§ Text under study:
Hon. Jagannath Shankarsheth Murkute (also spelled as Jugonnath Sunkersett), popularly known as Nana Shankarsheth (10 February 1803 – 31 July 1865) was an Indian Philanthropist and Educationalist. He was born in 1803 in the wealthy Murkute family in Murbad,Thane. So high was his credit that Arabs, Afghans and other foreign merchants chose to place their treasures in his custody rather than with banks. He soon acquired a large fortune, much of which he donated to the public.

Personal life 
Jagannath Shankar Murkute was born on 10 February 1803 at Murbad in a Marathi family . He is well known as Jagannath ShankarSheth. His father Shankar Murkute had a business of jewellery and diamonds. He was from Daivadnya Brahmin community. His father earned lots of money in this business, thats why he was known as Shankar Sheth (A Wealthy man). 

In 1861 he was a member of Bombay presidency assembly. In 1862 he became the adviser of governor of Bombay presidency.

Social and Educational Work 

Shankarsheth became an active leader in many arenas of life in  Mumbai. Foreseeing the need for improvements in education. He opened the first ever school for girl child in Mumbai.  He became one of the founders of the School Society and the Native School of Bombay, the first of its kind in Western India. The school went through a series of name changes: in 1824, it became the Bombay Native Institution, in 1840, the Board of Education, and in 1856 the name which continues to this day, the Elphinstone Educational Institution. It is the same institution where, the well known, Balshashtri Jambhekar, Dadabhai Nauroji, Mahadev Govind Ranade, Ramakrishna Gopal Bhandarkar were the students during Nana's period. Later, even Gopal Krishna Gokhale, Lokmanya Tilak had attended the Elphinstone College for studies. When the Students' Literary and Scientific Society first opened their girls' schools, Jagannath Shankarsheth contributed much of the necessary funds, despite strong opposition of some members of the Hindu community. Other educational projects he began include the English School, the Sanskrit Seminary, and the Sanskrit Library, all of which are located in Girgaon, South Mumbai.

§ Supplied data:

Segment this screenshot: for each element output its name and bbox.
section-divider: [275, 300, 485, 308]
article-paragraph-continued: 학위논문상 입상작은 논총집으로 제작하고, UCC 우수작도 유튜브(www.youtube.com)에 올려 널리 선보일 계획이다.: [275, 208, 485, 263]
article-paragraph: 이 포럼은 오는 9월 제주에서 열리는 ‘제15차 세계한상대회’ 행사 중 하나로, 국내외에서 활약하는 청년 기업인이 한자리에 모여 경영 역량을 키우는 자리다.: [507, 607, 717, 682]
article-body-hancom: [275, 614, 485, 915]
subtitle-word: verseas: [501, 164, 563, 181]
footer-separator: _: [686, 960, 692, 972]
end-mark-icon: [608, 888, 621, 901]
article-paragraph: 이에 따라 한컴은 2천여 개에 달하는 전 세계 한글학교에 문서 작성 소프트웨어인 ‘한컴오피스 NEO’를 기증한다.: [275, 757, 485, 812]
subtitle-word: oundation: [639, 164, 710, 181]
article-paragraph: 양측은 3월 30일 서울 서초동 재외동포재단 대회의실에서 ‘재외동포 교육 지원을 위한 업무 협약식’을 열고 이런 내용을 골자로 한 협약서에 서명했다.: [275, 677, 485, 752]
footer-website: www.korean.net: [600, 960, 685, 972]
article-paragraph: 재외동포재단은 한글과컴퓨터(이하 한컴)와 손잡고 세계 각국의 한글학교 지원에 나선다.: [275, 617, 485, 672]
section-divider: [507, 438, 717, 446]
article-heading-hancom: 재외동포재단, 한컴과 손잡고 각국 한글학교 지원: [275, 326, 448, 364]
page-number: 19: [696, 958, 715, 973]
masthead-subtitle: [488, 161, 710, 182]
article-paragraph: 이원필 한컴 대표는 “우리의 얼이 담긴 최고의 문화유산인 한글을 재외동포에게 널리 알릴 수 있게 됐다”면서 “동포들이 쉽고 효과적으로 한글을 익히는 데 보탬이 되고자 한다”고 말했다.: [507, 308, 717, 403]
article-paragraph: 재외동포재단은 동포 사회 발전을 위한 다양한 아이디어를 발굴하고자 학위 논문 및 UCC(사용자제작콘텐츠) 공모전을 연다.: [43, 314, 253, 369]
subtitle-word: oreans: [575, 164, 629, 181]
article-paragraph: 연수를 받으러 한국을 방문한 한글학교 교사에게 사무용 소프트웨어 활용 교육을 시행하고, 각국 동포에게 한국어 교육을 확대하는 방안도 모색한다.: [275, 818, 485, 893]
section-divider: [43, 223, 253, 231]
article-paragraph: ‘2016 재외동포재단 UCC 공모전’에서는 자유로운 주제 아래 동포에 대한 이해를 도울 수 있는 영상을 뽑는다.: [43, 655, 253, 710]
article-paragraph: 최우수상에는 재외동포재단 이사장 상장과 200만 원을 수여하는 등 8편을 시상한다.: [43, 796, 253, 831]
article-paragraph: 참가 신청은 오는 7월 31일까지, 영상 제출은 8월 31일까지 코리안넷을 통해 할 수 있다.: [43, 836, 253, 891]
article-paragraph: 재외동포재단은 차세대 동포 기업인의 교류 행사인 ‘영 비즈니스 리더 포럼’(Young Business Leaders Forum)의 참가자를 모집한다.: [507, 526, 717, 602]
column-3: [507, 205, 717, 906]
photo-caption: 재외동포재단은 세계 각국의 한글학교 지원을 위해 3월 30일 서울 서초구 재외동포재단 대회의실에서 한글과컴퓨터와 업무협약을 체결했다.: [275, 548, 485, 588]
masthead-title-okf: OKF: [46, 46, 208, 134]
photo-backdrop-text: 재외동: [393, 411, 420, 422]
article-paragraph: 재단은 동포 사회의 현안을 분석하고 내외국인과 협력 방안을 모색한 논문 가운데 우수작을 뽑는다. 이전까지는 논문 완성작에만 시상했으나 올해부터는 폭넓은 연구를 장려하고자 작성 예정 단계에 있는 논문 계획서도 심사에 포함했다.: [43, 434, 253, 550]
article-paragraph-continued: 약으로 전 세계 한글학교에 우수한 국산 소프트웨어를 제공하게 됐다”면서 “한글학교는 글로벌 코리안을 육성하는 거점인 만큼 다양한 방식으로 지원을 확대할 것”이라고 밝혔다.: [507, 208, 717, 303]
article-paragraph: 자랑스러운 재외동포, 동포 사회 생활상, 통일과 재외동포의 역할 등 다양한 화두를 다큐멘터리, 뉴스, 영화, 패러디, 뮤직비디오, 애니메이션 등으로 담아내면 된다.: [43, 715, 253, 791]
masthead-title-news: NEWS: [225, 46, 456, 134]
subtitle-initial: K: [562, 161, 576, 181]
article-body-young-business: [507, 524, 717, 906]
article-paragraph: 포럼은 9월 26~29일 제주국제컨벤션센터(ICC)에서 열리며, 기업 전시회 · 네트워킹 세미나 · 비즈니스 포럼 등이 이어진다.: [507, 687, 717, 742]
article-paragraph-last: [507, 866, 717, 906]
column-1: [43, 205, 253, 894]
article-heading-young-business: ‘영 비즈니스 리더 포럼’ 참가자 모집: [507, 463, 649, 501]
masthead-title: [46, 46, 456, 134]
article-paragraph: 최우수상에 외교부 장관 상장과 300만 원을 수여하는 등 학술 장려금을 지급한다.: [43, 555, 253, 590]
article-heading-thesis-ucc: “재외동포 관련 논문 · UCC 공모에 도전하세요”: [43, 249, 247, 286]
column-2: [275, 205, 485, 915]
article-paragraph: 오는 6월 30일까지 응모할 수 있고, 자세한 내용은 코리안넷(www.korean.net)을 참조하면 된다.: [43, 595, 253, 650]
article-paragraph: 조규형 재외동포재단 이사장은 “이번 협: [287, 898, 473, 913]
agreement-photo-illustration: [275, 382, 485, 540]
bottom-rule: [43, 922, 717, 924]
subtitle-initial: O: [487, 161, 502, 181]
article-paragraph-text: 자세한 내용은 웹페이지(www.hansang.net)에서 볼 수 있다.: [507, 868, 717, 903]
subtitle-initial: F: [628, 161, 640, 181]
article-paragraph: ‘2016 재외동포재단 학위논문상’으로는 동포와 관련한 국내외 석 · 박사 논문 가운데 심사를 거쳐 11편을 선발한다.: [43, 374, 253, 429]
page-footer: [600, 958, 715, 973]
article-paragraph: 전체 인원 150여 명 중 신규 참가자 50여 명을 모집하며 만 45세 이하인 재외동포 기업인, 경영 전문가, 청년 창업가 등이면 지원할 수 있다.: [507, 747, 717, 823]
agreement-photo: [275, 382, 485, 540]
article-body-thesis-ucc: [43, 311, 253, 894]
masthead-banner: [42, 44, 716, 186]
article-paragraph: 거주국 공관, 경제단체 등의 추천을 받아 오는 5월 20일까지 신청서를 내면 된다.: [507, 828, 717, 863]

§ Exercise 1: In the passage on Nana Shankarsheth, reproduce word for word the portion starting at "Personal life" and ending at "(A Wealthy man).".
§ Exercise 2: Using the passage on Nana Shankarsheth, decide whether each statement agrees with it, answering yes or no and quoting the deciding words: (a) His father ran a business in jewellery and diamonds. (b) He became a member of the Bombay presidency assembly in 1862. (c) The English School he began is located in Girgaon.
§ Exercise 3: List every person the passage on Nana Shankarsheth names as a student at the institution during Nana's period.

§ Expected output 1:
Personal life 
Jagannath Shankar Murkute was born on 10 February 1803 at Murbad in a Marathi family . He is well known as Jagannath ShankarSheth. His father Shankar Murkute had a business of jewellery and diamonds. He was from Daivadnya Brahmin community. His father earned lots of money in this business, thats why he was known as Shankar Sheth (A Wealthy man).

§ Expected output 2:
(a) Yes: "His father Shankar Murkute had a business of jewellery and diamonds."
(b) No: "In 1861 he was a member of Bombay presidency assembly."
(c) Yes: "the English School, the Sanskrit Seminary, and the Sanskrit Library, all of which are located in Girgaon, South Mumbai."

§ Expected output 3: Balshashtri Jambhekar, Dadabhai Nauroji, Mahadev Govind Ranade, Ramakrishna Gopal Bhandarkar